**Description of the task**
Which lines hold the word "different"? Show each of them.

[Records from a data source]

---------------

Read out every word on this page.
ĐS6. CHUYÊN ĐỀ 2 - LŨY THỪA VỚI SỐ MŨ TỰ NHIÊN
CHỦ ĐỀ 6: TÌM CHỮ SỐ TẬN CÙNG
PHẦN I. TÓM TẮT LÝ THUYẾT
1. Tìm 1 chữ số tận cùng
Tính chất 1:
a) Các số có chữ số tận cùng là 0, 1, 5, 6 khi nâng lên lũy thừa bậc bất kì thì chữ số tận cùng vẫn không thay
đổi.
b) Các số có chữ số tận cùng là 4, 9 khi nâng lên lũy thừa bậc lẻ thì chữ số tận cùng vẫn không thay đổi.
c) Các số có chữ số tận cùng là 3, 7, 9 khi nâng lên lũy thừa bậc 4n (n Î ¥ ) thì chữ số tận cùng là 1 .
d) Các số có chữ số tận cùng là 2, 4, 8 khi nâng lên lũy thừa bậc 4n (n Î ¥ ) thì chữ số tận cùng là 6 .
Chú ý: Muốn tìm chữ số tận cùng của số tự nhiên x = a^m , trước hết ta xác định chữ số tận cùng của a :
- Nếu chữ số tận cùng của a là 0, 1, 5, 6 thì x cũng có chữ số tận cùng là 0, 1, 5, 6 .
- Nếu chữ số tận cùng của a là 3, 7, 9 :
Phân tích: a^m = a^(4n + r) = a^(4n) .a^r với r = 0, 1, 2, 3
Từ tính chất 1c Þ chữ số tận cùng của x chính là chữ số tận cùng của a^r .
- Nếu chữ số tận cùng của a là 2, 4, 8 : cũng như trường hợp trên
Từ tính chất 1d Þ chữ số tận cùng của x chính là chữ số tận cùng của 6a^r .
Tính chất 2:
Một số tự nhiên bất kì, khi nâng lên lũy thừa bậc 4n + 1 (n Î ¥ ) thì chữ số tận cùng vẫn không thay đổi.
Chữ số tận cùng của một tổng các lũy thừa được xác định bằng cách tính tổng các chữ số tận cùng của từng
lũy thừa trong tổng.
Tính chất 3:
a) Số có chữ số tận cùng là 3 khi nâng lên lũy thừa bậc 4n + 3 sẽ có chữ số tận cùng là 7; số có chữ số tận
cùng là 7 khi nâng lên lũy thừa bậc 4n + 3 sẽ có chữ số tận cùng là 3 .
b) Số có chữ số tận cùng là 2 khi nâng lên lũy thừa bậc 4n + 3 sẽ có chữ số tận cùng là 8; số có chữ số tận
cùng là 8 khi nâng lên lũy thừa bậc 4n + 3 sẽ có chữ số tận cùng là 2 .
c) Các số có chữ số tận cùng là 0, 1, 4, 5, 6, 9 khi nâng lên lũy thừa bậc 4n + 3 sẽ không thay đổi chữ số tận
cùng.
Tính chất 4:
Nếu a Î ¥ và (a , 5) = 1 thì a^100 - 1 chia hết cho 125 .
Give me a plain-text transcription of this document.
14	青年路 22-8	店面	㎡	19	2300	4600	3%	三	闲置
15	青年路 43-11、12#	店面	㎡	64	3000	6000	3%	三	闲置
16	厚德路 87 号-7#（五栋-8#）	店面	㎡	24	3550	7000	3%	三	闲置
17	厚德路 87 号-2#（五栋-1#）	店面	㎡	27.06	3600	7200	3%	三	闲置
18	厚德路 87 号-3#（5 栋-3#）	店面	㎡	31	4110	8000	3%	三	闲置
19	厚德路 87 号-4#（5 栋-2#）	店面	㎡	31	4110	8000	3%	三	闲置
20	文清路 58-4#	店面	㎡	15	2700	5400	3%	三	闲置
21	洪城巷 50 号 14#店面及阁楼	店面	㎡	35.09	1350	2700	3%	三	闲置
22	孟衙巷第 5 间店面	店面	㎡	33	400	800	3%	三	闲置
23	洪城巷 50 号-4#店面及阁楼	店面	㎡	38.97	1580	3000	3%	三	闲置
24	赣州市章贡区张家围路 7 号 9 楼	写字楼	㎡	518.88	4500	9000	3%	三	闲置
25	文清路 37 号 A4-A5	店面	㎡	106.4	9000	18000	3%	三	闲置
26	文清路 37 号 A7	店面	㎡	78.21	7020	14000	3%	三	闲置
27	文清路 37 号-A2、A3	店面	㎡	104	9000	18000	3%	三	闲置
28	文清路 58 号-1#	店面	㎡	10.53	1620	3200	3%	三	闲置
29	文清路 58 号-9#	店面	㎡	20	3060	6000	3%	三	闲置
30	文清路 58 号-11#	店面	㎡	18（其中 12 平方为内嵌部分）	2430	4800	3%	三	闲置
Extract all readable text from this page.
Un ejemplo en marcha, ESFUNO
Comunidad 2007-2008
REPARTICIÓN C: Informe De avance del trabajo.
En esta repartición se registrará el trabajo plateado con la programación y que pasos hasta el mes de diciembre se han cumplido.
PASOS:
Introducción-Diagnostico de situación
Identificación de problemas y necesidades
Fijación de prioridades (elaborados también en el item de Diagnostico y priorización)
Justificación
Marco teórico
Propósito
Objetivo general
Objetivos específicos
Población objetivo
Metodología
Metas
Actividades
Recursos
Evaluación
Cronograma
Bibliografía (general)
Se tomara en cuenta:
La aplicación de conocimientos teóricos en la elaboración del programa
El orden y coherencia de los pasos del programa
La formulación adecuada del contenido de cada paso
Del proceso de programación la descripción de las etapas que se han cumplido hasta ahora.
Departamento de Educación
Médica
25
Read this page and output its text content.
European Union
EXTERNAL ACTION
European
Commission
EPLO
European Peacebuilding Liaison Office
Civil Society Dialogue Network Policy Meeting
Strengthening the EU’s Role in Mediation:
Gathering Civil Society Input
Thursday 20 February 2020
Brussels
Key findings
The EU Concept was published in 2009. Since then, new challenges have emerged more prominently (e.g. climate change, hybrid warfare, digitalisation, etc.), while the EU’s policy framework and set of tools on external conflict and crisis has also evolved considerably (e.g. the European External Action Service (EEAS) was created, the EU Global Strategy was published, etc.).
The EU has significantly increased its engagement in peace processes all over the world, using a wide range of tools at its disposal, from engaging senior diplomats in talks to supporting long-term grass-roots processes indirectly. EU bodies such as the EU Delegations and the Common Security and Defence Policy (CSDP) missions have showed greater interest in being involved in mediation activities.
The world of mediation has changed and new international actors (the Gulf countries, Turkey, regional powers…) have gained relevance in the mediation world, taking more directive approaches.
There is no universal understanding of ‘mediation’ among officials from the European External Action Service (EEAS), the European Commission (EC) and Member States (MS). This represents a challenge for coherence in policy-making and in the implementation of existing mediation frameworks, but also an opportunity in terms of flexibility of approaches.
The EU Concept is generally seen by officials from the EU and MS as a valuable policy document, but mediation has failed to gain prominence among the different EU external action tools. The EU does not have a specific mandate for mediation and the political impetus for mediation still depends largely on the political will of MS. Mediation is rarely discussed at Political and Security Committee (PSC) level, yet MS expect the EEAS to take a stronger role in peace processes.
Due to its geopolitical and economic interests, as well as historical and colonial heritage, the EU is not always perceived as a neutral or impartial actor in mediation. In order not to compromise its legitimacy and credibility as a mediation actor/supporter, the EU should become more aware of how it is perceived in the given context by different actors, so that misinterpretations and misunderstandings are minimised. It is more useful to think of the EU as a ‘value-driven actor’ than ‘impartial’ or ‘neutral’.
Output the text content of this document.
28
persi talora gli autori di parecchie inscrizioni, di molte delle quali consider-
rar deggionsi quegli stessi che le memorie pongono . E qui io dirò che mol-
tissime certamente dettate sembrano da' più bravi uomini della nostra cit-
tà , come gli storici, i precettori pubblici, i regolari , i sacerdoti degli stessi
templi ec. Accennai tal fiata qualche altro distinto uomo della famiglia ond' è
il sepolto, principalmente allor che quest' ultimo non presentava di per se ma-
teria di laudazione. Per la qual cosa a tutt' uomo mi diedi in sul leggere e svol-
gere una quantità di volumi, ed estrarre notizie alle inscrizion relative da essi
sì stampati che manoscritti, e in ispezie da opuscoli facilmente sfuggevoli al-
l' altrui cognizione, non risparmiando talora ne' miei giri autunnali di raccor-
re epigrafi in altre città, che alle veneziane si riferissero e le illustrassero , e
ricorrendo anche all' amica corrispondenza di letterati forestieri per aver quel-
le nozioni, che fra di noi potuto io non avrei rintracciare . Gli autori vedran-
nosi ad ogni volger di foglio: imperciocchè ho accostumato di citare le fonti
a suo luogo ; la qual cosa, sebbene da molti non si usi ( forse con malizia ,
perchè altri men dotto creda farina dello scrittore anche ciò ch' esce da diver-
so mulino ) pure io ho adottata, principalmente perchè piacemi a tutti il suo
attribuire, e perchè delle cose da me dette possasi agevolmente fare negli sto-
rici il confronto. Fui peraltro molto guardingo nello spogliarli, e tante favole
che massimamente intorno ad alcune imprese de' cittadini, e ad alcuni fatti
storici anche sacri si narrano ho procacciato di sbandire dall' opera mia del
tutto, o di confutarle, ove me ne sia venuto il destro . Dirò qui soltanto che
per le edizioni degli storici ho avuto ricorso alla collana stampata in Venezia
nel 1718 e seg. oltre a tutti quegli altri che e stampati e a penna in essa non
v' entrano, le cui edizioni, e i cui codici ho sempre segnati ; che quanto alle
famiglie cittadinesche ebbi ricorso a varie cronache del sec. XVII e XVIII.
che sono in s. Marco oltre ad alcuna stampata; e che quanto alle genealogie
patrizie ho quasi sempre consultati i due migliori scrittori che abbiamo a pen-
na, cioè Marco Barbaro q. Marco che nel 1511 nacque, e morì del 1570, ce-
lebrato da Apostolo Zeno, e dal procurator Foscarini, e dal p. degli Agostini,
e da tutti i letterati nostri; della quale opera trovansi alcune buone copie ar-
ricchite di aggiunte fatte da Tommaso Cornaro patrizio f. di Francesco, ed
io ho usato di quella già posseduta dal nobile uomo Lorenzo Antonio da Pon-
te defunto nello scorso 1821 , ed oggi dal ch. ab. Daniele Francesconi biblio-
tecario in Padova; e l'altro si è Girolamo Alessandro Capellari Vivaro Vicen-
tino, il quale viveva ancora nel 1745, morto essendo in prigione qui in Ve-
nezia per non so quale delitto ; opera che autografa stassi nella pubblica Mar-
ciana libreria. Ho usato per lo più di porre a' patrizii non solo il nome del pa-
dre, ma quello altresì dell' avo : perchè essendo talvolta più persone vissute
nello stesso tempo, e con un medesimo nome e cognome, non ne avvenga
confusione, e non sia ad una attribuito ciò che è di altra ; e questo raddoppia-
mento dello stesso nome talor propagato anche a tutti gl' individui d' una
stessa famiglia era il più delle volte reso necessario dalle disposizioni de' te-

---------------

**The output**
The EU Concept is generally seen by officials from the EU and MS as a valuable policy document, but mediation has failed to gain prominence among the different EU external action tools. The EU does not have a specific mandate for mediation and the political impetus for mediation still depends largely on the political will of MS. Mediation is rarely discussed at Political and Security Committee (PSC) level, yet MS expect the EEAS to take a stronger role in peace processes.
Due to its geopolitical and economic interests, as well as historical and colonial heritage, the EU is not always perceived as a neutral or impartial actor in mediation. In order not to compromise its legitimacy and credibility as a mediation actor/supporter, the EU should become more aware of how it is perceived in the given context by different actors, so that misinterpretations and misunderstandings are minimised. It is more useful to think of the EU as a ‘value-driven actor’ than ‘impartial’ or ‘neutral’.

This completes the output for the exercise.